# [REQUIRED WORK]
Pull out every line in the data that has the string "Hypothetical" in it.

======== LISTED ENTRIES ========

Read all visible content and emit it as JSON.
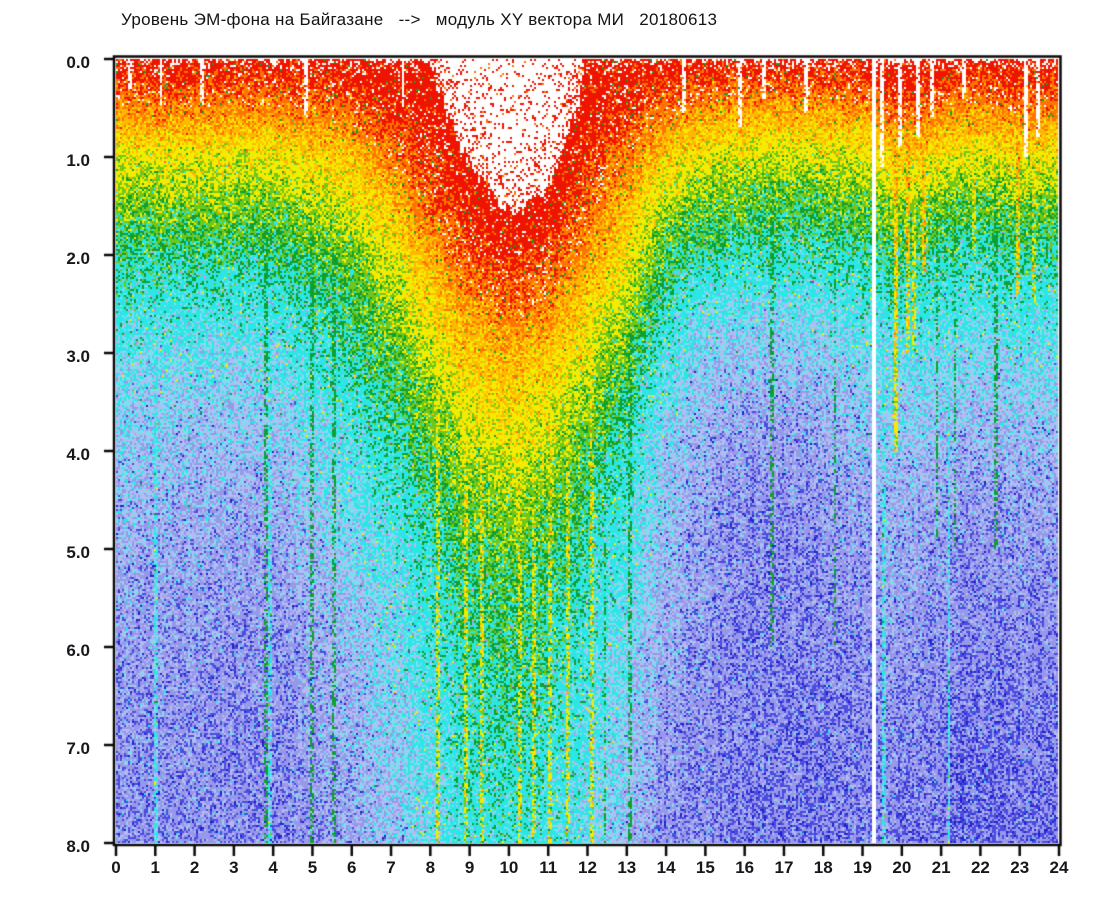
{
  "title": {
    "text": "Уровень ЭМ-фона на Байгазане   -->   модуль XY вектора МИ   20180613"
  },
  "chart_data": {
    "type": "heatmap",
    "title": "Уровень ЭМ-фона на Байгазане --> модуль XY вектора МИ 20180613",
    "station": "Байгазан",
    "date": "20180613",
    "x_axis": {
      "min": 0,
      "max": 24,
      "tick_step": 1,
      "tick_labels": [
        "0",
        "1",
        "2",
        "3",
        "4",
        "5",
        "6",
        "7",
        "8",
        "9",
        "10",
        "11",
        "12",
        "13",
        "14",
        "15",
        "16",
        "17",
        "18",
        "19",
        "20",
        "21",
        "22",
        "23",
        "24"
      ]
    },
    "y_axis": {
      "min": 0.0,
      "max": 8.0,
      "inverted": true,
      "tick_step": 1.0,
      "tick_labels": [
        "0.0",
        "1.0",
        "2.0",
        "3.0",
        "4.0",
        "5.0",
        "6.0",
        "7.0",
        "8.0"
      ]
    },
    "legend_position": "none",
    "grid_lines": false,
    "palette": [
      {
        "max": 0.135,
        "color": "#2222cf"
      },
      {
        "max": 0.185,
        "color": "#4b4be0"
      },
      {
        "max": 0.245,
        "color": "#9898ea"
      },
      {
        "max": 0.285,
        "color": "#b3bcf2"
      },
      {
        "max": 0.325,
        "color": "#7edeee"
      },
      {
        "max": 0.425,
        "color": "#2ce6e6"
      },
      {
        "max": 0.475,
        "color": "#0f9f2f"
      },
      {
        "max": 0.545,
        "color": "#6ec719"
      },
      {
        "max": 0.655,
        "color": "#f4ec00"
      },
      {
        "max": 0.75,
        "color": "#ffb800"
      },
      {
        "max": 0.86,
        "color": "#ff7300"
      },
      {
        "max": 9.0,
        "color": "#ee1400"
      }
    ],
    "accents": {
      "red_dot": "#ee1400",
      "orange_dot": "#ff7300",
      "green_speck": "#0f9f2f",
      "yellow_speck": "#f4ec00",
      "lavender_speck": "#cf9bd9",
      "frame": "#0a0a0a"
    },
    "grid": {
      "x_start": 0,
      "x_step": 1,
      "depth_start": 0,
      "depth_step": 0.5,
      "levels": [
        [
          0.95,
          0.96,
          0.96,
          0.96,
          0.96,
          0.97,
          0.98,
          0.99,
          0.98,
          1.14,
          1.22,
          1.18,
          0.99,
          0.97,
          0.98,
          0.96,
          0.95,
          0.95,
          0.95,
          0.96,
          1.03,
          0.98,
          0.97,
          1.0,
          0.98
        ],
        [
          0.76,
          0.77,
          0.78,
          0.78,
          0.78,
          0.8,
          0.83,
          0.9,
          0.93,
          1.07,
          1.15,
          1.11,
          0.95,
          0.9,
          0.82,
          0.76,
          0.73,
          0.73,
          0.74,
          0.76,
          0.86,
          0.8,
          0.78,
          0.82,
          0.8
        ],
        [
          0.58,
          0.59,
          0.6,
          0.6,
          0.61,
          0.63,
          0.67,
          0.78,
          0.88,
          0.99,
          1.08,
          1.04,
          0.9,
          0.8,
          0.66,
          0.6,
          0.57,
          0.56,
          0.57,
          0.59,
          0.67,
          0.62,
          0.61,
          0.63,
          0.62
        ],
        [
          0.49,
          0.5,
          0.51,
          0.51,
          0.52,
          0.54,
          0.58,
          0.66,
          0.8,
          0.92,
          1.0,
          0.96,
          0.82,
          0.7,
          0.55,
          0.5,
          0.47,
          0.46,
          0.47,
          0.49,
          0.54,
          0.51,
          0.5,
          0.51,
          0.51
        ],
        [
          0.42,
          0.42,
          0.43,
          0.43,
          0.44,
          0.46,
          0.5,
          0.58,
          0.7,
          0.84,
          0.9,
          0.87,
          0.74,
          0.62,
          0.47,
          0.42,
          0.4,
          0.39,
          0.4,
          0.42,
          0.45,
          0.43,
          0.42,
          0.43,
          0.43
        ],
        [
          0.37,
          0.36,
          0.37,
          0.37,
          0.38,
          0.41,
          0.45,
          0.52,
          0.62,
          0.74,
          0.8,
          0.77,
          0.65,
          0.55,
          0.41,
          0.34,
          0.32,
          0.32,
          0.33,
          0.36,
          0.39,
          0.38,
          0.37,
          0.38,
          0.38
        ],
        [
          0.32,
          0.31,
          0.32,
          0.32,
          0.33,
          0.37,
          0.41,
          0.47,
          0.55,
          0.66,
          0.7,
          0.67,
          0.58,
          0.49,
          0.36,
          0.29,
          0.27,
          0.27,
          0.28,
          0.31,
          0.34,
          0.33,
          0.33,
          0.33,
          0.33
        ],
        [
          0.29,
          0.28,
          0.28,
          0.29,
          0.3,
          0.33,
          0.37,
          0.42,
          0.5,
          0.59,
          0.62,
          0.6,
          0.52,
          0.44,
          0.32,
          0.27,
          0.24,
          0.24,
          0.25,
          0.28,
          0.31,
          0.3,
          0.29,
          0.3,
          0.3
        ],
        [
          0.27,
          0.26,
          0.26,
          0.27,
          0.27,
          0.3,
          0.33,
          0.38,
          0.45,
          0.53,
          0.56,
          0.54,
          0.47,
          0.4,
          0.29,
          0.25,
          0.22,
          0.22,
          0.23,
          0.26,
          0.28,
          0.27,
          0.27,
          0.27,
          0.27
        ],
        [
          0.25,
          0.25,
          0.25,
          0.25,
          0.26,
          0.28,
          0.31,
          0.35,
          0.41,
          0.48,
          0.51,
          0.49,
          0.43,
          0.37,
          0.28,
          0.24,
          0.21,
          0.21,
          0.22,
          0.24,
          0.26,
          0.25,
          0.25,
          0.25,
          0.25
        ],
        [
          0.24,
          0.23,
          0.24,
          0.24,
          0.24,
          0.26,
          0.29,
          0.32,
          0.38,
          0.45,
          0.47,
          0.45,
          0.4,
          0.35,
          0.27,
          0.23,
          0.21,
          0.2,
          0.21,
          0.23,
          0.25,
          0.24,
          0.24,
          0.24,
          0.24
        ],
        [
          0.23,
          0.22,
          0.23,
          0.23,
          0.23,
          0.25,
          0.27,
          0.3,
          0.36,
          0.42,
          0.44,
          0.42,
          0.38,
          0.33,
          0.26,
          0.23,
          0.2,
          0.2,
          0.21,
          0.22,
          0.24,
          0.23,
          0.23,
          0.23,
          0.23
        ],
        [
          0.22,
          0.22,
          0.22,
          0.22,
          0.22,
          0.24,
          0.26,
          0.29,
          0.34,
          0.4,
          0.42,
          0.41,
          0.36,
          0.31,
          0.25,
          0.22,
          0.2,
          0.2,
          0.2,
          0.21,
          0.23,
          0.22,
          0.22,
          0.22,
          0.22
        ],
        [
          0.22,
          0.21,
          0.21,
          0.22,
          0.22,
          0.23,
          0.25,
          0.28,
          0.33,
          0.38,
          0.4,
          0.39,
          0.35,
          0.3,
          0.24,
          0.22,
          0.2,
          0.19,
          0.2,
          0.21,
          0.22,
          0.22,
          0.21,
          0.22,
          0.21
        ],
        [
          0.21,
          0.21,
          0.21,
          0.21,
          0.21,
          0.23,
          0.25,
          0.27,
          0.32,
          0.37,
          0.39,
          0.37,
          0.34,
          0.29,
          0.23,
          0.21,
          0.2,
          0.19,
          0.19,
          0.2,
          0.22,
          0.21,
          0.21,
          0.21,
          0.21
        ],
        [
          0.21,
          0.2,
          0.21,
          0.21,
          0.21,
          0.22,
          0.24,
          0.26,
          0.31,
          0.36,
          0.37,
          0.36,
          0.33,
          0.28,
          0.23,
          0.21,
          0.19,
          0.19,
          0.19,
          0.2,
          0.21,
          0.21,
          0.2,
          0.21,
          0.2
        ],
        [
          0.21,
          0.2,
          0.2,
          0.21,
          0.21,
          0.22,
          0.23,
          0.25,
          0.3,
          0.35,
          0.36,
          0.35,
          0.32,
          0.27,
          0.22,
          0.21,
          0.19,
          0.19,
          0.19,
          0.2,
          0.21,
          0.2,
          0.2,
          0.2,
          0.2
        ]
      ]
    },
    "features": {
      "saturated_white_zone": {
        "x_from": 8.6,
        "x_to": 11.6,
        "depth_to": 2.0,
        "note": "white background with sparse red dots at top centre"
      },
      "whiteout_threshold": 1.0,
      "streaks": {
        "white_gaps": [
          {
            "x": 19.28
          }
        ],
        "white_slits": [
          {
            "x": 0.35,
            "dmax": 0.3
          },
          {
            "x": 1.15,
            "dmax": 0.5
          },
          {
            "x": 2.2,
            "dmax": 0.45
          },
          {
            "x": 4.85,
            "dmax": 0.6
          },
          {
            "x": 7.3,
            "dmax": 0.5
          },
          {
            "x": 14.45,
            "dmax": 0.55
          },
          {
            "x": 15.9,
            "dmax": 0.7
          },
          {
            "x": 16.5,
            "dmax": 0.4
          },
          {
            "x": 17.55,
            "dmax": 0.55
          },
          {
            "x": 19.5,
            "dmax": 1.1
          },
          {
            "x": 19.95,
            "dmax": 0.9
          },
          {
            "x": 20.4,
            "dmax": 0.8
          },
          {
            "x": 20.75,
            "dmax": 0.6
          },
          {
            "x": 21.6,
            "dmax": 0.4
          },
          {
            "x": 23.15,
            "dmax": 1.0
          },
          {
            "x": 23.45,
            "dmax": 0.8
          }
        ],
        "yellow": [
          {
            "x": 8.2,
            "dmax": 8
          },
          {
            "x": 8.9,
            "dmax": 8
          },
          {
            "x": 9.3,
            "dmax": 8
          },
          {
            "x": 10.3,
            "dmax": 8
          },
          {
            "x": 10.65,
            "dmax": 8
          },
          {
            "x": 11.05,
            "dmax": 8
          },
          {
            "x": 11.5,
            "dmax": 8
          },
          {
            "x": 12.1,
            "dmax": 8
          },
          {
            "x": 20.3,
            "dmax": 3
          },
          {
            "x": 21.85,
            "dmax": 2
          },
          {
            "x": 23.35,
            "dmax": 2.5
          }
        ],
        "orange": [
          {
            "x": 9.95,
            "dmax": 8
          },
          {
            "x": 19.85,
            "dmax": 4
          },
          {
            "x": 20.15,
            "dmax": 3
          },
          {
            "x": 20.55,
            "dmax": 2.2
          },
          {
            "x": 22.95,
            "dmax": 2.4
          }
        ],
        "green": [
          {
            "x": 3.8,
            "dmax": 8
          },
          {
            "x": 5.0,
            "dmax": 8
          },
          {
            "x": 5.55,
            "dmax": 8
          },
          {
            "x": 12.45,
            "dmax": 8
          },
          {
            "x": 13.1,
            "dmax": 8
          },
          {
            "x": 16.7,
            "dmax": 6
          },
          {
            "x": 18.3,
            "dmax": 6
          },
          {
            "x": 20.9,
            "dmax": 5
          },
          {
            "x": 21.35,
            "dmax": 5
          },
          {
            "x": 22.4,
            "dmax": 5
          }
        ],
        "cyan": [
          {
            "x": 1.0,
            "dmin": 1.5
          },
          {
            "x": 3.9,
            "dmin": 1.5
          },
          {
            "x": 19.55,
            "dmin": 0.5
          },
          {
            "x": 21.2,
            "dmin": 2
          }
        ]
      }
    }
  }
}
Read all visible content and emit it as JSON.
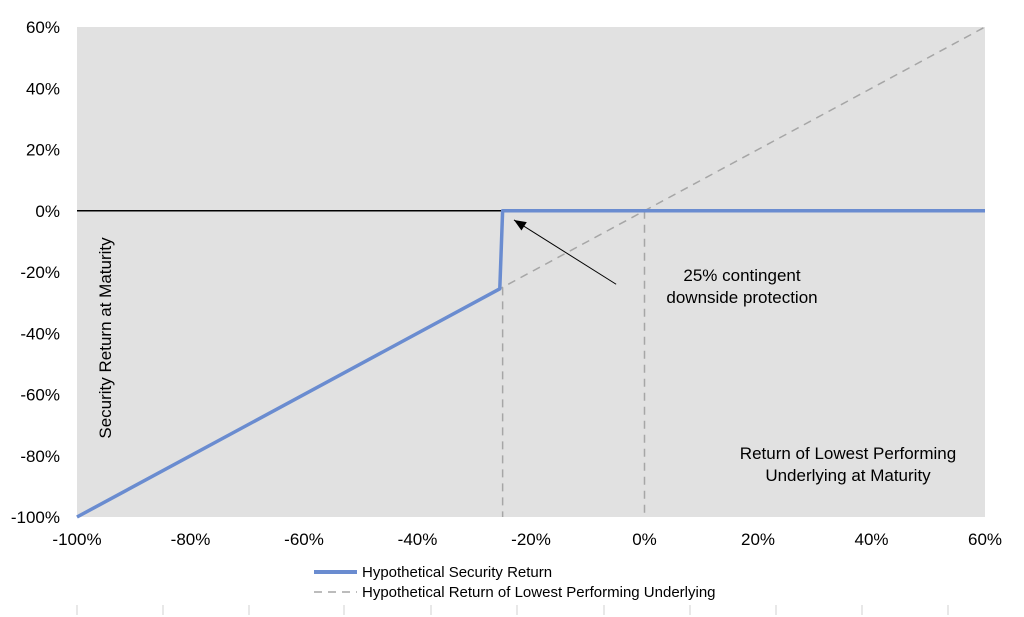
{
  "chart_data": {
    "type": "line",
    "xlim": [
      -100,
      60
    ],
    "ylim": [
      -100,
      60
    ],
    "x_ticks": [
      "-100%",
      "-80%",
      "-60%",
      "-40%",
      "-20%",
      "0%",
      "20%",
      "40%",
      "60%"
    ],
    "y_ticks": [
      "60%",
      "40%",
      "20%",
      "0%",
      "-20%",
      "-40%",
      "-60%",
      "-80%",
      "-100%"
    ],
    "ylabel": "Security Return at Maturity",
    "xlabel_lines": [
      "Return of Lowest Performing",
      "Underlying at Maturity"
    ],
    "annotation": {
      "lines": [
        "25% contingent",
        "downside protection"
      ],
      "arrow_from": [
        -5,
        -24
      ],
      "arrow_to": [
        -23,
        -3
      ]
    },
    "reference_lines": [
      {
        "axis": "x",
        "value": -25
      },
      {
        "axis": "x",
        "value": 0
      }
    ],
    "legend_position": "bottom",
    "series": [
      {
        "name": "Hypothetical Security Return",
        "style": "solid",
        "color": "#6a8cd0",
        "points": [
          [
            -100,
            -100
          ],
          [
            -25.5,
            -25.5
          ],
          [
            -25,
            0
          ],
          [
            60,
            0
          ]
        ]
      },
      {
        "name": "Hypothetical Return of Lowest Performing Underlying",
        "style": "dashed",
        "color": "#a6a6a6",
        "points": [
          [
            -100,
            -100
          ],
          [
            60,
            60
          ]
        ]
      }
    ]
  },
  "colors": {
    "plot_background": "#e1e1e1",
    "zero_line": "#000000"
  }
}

========

# [SOLVED PROBLEM]
        "name": "Hypothetical Security Return",
        "name": "Hypothetical Return of Lowest Performing Underlying",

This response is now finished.